_EXCERPT_
┄┄┄┄┄┄┄┄┄┄
Andy jacked up the trailer, and disassembled the leaf spring while I used computer and Verizon air card to locate parts nearby. Luckily we found a suspension shop within 5 miles that had the leaf springs in stock.

During re-assembly there were some issues such as the U-bolts were deformed some and did not fit into the strong backs properly. So while Andy struggled with that, I went and found some 6" C-clamps to re-shape the U bolts some. While I was gone, he inspected the other leaf spring u-bolts and found some that were only FINGER tight. Scary, very scary. Re torqued all of them to 70 ft/lbs.

While I was gone out of thousands of cars who did not change lanes and flew by like idiots...one good Samaritan stopped and went home and got his own c-clamps and stayed and helped Andy till the job was done. What a guy! Thanks Brian from Joliet, Il!!!!!

RECOMMEND that everyone re-check their U-bolts retaining nuts IMMEDIATELY. The trailer you save could be your own.

PS: We had no indication with our steering that the trailer was not tracking. The fix took 2 and 1/2 hours and we may have 2 replace 2 tires due to scuffing.

PS #2: If that was not bad enough, 15 minutes after we got back on the road, we hit another Illinois bump and dropped a $150 tire off of the sons bike off the front bike rack that went under our truck, under our trailer, hit our sons car who was following behind us to monitor our wheels and went under him to hit the front of a semi who then sent it bouncing to be crushed by another car. Thank God no one was hurt! But we now have to make another detour to make this bike useful while on our trip!!!!!!

PS #3: pictures will be posted!


----------



## jozway

Wow that really sucks. Glad you got it fixed right away. Hope the rest of your trip is uneventful.


----------



## tdvffjohn

Luckily Andy was able to make his own repairs or down time would have been much worse. My unit has 11,000 miles on it but its time to get under and recheck.

Safe travels from here on.

John


----------



## jozway

tdvffjohn said:


> Luckily Andy was able to make his own repairs or down time would have been much worse. My unit has 11,000 miles on it but its time to get under and recheck.
> 
> Safe travels from here on.
> 
> John


Yeah probably would took the rest of us 4-5 hours.


----------



## mmblantz

Glad you guys made it through safely. ---Mike


----------



## CJ999

Just went out and checked mine and found them all snug after about 9000 miles of wear.

Interestingly, I checked in on the site today because I was intending to look for info related to leaf springs and axles. We spent the weeked at a friend's "property".... 10 beautiful acres north of Truckee near Jackson Meadows Reservoir in California. The route was rough. Interstate 80 getting there was worse than a dirt road. The the dirt roads were, well, rough. So I spent some time thinking about clearances, and tires, and leaf springs and axles.
┄┄┄┄┄┄┄┄┄┄
_DATA ROWS_
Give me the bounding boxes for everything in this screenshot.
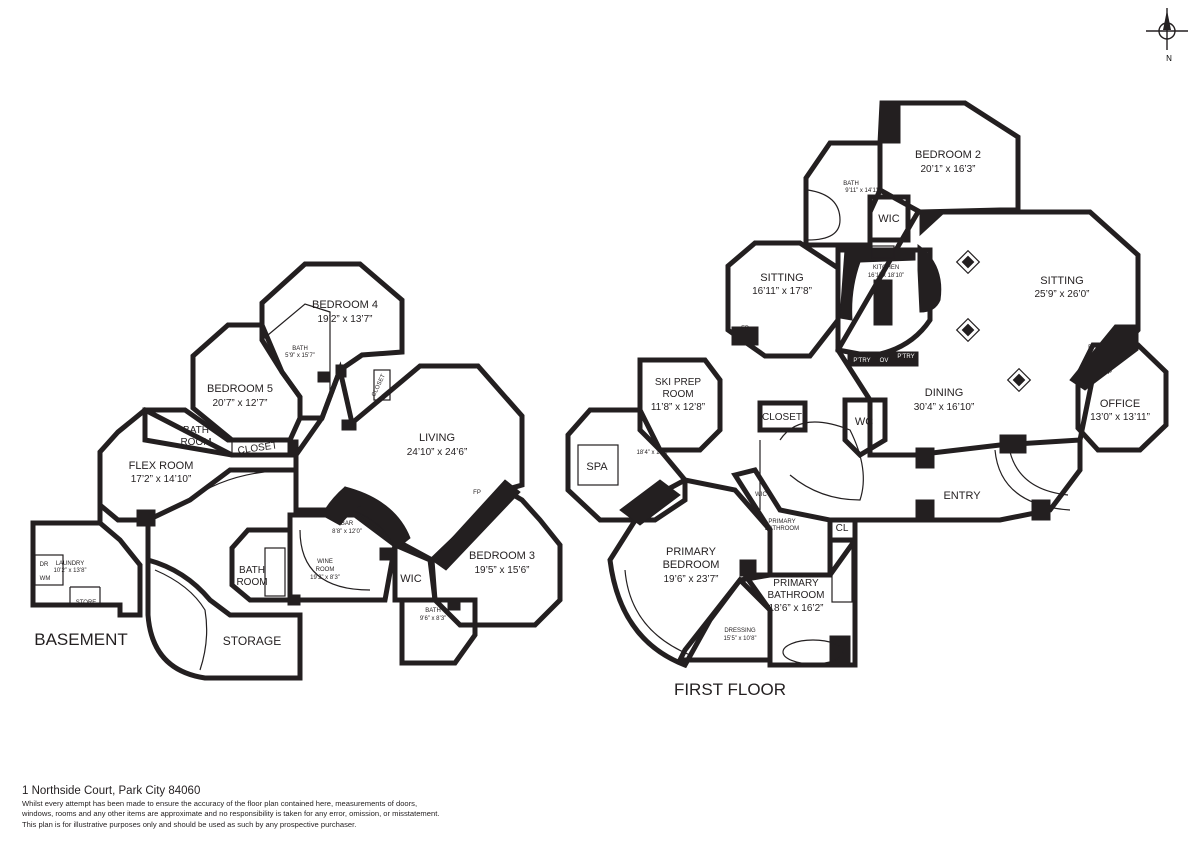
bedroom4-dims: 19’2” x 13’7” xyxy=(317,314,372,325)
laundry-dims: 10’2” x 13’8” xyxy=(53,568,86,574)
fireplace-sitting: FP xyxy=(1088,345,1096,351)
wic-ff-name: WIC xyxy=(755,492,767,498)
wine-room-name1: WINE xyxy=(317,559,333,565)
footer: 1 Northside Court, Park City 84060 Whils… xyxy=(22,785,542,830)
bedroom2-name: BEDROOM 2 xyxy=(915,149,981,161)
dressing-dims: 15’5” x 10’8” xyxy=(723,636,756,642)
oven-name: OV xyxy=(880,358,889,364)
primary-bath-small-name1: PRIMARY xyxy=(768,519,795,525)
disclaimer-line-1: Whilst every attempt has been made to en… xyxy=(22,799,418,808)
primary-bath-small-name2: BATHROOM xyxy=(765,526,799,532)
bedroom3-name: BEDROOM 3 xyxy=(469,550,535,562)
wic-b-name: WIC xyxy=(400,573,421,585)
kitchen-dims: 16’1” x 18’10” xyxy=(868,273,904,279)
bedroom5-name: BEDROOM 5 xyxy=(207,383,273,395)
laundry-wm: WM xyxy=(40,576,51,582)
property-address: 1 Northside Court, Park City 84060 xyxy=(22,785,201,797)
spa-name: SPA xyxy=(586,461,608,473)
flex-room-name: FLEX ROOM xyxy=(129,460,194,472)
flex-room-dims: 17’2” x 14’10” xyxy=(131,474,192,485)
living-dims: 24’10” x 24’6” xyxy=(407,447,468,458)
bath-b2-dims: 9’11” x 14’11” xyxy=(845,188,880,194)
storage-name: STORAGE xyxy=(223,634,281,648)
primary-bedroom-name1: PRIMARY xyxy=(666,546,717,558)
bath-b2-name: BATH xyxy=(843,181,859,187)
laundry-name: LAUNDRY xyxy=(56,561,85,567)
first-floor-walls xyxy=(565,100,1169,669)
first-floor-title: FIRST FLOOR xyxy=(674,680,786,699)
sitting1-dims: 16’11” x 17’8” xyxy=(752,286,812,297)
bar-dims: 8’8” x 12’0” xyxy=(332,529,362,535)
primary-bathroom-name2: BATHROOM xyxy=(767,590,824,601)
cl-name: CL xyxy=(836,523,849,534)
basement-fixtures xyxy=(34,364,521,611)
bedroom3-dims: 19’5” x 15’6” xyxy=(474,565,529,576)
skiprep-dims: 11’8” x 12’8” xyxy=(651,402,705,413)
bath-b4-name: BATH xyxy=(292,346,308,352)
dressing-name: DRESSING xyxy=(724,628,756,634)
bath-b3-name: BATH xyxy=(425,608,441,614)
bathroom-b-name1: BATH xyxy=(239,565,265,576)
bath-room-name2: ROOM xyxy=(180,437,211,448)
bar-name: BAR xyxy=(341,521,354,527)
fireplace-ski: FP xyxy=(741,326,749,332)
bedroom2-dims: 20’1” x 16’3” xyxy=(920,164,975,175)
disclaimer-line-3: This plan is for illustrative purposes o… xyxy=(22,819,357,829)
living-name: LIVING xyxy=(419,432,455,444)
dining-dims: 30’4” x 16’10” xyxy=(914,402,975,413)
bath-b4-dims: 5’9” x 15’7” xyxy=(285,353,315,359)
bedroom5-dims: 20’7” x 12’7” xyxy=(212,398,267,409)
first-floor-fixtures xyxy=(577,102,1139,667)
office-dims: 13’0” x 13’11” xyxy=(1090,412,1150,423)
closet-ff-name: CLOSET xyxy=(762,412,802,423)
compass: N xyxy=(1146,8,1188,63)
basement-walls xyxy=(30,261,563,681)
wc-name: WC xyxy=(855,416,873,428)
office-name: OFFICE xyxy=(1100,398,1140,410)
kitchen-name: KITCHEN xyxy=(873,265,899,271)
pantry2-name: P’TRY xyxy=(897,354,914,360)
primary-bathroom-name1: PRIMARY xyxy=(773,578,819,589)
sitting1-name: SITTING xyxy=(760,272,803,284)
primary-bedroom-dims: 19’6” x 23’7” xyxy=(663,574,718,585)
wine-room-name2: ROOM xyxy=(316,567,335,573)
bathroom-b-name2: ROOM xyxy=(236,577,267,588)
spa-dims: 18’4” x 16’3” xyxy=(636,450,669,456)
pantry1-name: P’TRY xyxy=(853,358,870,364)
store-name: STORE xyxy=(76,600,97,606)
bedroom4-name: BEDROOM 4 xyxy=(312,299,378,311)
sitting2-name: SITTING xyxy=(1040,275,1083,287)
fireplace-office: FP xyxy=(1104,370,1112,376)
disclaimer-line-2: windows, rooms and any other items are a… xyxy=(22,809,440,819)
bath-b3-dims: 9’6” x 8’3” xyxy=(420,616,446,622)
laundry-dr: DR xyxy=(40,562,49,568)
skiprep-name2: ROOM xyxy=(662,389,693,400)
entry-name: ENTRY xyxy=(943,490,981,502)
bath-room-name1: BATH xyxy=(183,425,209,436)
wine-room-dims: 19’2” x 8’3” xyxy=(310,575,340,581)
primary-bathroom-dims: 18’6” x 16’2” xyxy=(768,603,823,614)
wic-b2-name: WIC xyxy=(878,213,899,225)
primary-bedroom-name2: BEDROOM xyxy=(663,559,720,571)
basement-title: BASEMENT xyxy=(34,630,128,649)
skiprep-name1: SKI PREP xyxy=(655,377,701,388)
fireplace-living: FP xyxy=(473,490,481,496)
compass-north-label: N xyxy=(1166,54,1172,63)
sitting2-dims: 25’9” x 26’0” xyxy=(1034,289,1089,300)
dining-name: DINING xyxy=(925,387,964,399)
┄┄┄┄┄┄┄┄┄┄
_PROBLEM 1_
Answer these from the trailer repair thread:
(a) To what torque were the U-bolts re-torqued?
(b) How long did the fix take?
(c) How many miles does tdvffjohn say his unit has on it?
_PROBLEM 2_
Count the lines of the entries that contain the string "fireplace", treating case as significant. Reply with the number only.
The trailer repair thread and the entries are unrelated.

_COMPLETE ANSWER 1_
(a) 70 ft/lbs
(b) 2 and 1/2 hours
(c) 11,000 miles

_COMPLETE ANSWER 2_
4